Records for the task
>>>

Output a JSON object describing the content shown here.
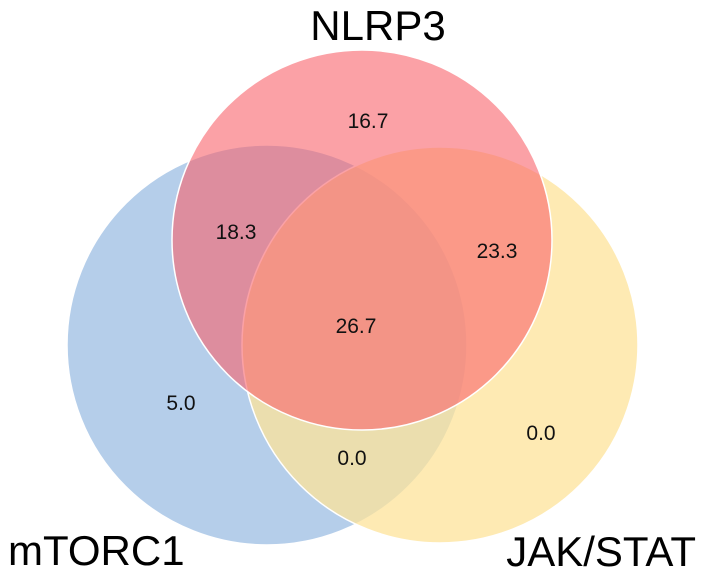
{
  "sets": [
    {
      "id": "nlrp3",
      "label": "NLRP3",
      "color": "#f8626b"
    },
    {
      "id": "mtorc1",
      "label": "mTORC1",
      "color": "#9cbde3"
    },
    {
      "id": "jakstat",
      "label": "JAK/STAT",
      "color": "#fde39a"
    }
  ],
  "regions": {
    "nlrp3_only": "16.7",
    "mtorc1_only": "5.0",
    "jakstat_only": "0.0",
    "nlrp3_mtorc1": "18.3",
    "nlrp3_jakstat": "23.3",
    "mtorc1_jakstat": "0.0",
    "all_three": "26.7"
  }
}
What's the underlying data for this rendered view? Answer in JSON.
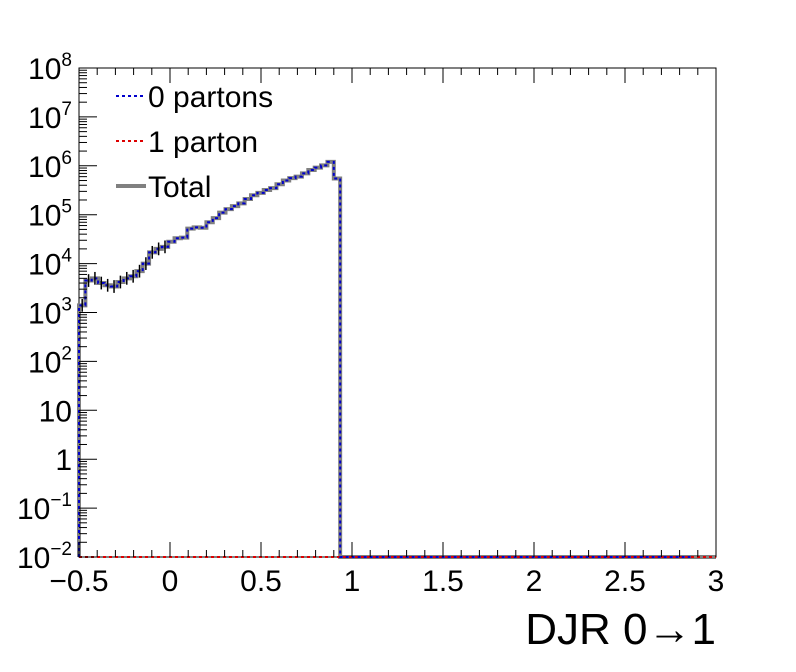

<<<
>>>

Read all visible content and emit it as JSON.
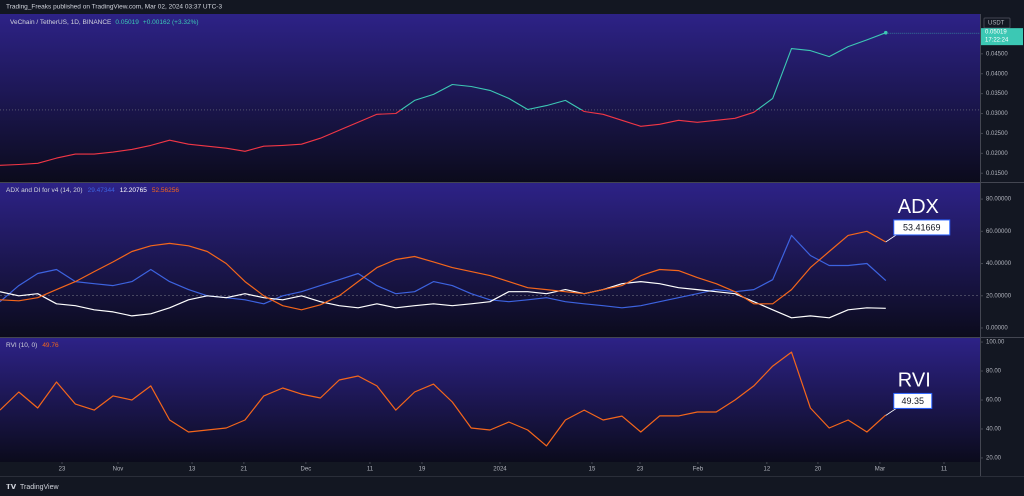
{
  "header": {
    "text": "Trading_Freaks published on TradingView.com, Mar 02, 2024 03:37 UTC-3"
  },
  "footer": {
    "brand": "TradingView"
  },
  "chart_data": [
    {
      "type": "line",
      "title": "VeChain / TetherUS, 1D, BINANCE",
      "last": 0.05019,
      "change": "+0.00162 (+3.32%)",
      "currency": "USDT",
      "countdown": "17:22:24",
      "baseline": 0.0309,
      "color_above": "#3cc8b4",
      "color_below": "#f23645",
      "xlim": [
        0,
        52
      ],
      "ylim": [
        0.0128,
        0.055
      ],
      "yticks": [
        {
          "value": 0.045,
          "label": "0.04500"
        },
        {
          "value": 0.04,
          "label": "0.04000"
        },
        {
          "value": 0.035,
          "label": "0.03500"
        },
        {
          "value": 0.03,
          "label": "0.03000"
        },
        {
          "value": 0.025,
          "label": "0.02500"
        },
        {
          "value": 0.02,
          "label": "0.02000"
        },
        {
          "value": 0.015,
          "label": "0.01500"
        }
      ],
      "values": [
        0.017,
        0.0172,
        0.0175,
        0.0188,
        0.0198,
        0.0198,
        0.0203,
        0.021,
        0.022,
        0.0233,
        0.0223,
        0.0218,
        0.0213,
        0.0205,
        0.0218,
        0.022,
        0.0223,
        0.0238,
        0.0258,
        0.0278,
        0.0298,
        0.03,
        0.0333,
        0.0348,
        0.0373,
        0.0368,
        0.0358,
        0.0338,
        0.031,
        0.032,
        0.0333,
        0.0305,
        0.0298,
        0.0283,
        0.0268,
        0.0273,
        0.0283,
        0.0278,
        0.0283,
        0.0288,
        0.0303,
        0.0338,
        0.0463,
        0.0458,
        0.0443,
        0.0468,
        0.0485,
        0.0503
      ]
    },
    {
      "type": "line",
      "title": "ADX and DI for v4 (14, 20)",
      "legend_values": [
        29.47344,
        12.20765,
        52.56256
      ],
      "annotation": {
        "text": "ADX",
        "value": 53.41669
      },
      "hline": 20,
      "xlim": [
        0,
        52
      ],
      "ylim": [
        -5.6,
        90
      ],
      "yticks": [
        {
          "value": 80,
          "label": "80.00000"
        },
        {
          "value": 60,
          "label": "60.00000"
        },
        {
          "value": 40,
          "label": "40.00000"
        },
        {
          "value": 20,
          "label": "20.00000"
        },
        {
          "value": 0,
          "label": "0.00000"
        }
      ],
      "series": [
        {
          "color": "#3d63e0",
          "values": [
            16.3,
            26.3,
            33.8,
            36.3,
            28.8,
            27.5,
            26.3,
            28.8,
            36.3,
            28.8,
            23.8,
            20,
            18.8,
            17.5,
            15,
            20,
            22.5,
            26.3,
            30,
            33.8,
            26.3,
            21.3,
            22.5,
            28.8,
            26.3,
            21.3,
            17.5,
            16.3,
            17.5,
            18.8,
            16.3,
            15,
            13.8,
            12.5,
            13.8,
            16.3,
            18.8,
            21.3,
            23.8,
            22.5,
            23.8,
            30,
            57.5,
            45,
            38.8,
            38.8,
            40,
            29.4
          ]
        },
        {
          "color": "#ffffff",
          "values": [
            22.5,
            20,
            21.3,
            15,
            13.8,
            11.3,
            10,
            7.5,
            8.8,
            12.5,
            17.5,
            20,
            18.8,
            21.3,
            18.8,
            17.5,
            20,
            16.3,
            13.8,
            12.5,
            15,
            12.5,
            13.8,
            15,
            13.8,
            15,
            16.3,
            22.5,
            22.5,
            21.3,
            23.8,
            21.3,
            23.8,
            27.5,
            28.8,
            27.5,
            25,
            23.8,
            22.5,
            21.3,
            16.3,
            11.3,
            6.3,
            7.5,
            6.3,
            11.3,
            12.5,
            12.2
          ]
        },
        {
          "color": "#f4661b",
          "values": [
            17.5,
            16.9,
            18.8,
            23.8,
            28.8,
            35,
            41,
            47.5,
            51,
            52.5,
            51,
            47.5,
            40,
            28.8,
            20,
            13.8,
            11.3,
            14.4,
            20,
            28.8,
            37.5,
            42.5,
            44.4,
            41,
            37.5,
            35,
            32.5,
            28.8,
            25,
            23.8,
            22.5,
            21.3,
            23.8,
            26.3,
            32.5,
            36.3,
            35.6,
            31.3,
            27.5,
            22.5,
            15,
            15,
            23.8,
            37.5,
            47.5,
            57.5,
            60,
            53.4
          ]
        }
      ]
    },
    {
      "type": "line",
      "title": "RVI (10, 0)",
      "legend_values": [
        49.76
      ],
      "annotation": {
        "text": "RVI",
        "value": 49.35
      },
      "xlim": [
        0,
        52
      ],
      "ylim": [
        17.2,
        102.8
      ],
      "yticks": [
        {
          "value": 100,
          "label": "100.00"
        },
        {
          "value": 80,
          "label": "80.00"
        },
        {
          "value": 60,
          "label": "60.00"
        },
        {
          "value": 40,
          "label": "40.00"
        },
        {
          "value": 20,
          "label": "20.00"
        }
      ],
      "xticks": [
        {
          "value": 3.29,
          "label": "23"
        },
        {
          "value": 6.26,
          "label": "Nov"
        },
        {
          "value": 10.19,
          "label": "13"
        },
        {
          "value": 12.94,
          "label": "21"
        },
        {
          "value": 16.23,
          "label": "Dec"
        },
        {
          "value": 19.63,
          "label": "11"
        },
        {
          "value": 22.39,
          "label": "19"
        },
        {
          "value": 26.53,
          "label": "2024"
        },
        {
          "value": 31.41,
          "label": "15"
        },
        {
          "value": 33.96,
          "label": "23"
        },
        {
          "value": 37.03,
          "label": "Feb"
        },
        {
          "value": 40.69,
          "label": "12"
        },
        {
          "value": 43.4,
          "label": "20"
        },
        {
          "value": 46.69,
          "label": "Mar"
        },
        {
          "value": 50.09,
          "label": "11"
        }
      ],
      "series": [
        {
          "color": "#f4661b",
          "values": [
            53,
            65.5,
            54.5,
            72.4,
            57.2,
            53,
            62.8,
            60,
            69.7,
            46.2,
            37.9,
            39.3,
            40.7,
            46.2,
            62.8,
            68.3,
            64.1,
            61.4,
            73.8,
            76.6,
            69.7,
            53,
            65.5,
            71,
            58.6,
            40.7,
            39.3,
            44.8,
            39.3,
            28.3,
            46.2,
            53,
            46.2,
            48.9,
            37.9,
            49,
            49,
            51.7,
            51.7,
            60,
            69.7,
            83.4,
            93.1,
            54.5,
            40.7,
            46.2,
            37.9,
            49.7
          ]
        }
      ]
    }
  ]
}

<<<
>>>

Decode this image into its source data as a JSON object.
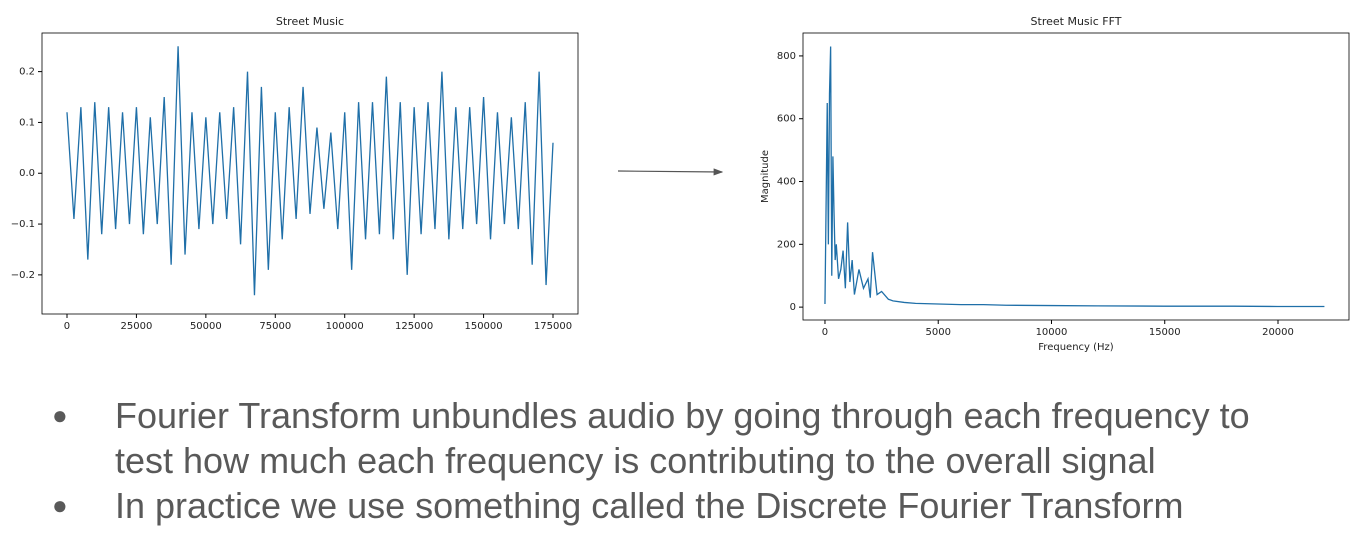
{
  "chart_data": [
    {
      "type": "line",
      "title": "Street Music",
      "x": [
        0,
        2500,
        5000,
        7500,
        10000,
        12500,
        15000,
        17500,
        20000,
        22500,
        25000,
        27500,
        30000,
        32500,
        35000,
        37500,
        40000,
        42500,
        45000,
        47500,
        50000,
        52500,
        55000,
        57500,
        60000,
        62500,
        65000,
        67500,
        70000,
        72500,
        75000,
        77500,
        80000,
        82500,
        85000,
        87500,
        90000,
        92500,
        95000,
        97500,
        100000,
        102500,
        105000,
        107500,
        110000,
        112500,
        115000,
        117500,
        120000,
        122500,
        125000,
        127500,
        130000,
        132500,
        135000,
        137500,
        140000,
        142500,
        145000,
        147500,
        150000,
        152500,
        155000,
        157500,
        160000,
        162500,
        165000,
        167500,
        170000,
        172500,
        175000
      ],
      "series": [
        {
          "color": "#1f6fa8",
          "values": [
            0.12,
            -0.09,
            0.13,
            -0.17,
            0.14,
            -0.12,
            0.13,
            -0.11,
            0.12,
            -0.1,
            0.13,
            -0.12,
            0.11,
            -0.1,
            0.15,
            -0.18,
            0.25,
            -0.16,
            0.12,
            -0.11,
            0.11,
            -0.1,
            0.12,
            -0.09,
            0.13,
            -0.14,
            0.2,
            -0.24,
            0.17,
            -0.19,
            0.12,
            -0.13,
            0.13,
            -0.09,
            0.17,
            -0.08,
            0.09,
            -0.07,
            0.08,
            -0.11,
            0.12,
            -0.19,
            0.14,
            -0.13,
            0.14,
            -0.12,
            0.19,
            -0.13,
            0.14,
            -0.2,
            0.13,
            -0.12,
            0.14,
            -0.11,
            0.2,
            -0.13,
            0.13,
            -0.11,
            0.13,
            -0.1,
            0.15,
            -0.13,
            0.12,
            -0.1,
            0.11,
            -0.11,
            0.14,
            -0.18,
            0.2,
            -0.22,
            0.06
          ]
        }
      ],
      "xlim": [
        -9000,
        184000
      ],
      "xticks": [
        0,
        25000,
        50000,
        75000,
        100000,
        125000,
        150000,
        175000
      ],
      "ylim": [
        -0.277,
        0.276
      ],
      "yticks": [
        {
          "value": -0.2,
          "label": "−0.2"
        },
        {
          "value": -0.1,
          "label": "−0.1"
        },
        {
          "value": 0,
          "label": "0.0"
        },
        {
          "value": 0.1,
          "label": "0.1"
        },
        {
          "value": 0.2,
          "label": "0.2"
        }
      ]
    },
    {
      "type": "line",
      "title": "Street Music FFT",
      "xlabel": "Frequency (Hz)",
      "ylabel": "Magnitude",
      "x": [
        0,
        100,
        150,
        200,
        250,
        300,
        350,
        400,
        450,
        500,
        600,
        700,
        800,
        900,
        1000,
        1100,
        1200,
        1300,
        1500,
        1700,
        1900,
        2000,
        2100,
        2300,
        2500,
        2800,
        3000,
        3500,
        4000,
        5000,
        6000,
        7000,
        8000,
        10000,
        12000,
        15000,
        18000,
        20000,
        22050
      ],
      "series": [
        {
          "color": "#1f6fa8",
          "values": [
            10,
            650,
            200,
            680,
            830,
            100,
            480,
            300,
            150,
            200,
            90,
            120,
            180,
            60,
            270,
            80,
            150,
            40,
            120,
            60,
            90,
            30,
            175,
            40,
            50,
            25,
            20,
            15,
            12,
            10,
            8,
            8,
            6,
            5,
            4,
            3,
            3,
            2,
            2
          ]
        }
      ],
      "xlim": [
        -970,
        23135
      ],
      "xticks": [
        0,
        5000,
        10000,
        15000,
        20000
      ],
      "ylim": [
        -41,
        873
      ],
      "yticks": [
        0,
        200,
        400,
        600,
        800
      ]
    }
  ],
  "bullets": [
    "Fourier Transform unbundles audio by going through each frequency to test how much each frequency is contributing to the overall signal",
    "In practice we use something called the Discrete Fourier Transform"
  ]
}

<<<

Go to the line containing "Output a JSON" and copy exactly from there through the line containing "What's the underlying", both included, and nothing more. Pictures are excluded.

Output a JSON object describing the content shown here.
{
  "sets": [
    {
      "id": "nlrp3",
      "label": "NLRP3",
      "color": "#f8626b"
    },
    {
      "id": "mtorc1",
      "label": "mTORC1",
      "color": "#9cbde3"
    },
    {
      "id": "jakstat",
      "label": "JAK/STAT",
      "color": "#fde39a"
    }
  ],
  "regions": {
    "nlrp3_only": "16.7",
    "mtorc1_only": "5.0",
    "jakstat_only": "0.0",
    "nlrp3_mtorc1": "18.3",
    "nlrp3_jakstat": "23.3",
    "mtorc1_jakstat": "0.0",
    "all_three": "26.7"
  }
}
What's the underlying data for this rendered view? Answer in JSON.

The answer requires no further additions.